▶ _Task statement_: Scan the material below for the string "Return", and copy every line where it shows up.

Chart and figure data:

========================================

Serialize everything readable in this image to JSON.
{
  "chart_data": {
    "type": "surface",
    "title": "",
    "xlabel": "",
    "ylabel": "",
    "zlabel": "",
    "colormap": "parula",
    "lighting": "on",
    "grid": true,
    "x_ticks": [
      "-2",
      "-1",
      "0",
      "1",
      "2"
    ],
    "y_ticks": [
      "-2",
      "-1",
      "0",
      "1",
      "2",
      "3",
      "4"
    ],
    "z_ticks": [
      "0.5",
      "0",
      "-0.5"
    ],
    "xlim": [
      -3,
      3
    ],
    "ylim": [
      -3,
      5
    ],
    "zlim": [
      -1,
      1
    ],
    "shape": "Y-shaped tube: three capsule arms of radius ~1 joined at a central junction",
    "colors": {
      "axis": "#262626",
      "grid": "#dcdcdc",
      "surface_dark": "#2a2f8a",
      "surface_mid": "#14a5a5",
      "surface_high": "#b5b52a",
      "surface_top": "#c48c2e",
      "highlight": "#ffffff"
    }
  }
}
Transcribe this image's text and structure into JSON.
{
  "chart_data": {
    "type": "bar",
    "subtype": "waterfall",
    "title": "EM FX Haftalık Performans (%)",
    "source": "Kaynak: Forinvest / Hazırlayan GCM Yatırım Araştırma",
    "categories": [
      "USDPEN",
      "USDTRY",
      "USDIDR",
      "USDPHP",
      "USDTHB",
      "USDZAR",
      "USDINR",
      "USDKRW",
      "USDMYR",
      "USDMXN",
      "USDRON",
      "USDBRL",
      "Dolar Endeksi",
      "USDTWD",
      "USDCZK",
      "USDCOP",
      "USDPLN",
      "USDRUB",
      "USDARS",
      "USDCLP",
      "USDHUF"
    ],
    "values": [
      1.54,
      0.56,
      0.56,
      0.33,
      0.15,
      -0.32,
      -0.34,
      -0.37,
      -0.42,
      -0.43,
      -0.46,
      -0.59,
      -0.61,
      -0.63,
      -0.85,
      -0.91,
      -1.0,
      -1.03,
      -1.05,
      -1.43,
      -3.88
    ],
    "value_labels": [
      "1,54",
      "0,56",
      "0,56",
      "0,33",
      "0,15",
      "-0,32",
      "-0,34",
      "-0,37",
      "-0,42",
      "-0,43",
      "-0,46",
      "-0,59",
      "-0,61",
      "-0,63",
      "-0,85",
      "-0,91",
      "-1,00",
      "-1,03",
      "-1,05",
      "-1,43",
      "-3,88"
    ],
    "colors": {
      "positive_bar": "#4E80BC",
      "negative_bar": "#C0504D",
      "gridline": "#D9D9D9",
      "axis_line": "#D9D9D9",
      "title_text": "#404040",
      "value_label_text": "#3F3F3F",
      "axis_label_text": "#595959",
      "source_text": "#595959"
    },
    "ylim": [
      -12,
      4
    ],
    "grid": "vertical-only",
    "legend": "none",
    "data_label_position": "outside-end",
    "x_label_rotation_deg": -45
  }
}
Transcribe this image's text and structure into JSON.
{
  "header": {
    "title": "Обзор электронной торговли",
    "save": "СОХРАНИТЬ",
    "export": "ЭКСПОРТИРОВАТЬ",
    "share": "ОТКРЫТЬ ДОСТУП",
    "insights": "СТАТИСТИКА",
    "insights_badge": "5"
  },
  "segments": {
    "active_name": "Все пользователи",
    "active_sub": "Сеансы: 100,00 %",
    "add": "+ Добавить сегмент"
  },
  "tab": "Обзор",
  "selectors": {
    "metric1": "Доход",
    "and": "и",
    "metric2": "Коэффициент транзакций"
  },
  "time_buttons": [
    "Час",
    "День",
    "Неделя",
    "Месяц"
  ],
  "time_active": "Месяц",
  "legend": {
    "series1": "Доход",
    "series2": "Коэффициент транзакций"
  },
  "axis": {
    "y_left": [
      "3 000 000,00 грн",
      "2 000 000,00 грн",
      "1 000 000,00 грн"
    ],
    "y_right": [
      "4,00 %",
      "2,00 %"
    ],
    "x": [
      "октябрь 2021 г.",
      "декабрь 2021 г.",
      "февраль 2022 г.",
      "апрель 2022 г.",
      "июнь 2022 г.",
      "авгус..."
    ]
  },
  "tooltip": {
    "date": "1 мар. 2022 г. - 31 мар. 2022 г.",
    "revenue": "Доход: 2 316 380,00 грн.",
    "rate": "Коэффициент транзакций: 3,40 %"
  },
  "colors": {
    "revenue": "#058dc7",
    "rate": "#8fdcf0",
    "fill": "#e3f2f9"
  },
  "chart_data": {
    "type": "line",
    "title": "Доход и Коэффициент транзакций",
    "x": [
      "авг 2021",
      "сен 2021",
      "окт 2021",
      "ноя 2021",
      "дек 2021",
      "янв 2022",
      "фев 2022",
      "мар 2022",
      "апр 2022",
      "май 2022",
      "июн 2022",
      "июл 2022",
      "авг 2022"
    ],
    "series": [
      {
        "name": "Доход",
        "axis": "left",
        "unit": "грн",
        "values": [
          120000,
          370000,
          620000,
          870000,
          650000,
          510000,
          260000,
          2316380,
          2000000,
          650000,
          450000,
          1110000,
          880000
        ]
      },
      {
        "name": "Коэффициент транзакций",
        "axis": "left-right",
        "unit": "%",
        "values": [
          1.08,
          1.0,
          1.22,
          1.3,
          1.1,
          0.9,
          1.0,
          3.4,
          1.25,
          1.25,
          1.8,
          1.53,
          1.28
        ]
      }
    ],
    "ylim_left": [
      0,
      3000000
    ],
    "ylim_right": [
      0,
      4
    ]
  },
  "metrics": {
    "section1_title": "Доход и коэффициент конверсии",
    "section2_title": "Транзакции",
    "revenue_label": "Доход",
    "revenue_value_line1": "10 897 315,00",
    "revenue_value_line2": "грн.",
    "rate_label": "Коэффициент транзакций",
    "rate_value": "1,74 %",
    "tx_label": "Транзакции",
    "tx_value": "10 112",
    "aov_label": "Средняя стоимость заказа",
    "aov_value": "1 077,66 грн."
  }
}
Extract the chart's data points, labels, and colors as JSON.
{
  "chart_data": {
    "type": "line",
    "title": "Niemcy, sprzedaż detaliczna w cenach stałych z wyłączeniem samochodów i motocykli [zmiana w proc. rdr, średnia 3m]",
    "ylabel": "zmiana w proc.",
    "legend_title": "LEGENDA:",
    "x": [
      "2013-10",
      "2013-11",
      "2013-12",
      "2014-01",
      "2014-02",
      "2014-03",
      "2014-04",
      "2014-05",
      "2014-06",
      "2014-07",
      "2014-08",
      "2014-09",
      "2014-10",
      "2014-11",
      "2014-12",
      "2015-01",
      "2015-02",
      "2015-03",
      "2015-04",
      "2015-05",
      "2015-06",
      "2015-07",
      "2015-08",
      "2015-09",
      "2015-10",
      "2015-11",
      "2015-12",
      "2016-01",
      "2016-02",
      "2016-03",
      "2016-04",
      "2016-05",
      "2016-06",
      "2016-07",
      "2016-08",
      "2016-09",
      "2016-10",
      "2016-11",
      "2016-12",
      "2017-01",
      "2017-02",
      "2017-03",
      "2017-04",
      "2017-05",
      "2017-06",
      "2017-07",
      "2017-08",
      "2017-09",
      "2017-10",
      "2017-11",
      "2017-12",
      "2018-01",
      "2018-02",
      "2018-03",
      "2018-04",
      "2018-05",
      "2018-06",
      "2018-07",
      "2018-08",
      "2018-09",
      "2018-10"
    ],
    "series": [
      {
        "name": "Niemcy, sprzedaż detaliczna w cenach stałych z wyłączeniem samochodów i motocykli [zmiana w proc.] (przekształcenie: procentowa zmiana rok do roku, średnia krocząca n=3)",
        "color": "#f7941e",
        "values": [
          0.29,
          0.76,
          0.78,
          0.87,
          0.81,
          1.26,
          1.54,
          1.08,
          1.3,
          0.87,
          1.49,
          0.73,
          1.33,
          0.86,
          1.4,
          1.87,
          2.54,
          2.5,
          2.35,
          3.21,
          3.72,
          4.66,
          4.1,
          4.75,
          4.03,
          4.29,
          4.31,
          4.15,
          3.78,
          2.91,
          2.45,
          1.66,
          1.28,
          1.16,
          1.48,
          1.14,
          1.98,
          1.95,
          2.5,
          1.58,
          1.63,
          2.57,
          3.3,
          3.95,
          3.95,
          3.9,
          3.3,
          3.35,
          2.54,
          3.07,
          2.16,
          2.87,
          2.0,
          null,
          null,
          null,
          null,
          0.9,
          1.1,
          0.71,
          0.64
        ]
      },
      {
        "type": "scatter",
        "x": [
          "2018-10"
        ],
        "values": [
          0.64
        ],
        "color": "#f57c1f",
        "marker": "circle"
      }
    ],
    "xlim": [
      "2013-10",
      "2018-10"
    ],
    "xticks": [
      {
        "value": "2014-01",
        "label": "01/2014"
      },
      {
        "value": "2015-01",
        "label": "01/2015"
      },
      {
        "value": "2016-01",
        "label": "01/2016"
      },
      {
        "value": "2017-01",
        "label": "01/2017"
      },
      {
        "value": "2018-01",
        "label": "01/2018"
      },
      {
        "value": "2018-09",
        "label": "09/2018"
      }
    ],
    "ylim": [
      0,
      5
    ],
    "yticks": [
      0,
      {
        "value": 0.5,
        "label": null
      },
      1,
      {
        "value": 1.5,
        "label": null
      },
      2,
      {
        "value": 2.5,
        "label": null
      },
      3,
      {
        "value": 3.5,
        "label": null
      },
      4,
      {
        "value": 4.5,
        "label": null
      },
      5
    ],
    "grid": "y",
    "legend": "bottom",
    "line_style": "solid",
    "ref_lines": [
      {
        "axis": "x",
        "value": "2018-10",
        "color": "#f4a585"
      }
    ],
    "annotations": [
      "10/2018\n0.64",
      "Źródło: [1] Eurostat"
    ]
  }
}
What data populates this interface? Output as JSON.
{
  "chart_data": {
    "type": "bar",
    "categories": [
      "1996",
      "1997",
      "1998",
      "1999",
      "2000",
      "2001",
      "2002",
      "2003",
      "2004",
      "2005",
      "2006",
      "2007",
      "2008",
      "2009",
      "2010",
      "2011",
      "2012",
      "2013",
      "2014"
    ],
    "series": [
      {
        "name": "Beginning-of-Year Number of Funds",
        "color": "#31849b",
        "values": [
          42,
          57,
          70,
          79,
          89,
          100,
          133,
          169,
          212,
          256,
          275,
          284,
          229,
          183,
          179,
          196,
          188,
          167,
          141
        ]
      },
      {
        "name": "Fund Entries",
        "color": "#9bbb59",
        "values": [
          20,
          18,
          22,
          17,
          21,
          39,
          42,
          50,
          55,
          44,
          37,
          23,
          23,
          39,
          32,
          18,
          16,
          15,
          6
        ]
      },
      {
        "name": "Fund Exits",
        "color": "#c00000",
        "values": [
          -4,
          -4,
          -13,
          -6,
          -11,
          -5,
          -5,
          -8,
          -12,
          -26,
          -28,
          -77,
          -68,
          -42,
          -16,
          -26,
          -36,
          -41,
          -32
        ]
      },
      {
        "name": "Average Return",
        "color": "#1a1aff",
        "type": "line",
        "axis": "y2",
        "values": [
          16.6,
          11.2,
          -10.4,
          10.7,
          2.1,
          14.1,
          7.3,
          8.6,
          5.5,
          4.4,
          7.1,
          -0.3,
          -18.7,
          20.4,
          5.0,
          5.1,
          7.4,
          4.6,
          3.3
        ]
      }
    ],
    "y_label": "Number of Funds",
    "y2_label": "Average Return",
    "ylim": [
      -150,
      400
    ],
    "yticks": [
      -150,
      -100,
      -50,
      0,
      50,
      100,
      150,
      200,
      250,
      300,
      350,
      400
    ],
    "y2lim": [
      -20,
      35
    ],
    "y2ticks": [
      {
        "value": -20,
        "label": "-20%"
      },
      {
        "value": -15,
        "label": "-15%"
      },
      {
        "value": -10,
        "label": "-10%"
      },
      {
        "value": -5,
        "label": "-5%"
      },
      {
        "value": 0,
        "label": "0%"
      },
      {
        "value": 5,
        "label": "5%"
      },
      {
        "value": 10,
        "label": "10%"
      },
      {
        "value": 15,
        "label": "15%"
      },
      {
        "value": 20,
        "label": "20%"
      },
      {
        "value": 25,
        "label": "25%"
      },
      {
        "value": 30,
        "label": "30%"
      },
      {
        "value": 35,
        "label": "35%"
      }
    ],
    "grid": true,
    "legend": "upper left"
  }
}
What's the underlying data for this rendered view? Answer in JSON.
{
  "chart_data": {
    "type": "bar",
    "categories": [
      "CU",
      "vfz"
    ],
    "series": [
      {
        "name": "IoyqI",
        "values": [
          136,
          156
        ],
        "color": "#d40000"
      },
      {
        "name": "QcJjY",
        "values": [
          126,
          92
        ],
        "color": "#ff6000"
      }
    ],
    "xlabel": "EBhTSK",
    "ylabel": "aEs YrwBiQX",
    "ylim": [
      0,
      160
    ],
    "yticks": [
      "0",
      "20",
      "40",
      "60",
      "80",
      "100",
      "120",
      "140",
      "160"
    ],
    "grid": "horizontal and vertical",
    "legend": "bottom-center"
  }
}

========================================

▶ _The answer_:
        "name": "Average Return",
    "y2_label": "Average Return",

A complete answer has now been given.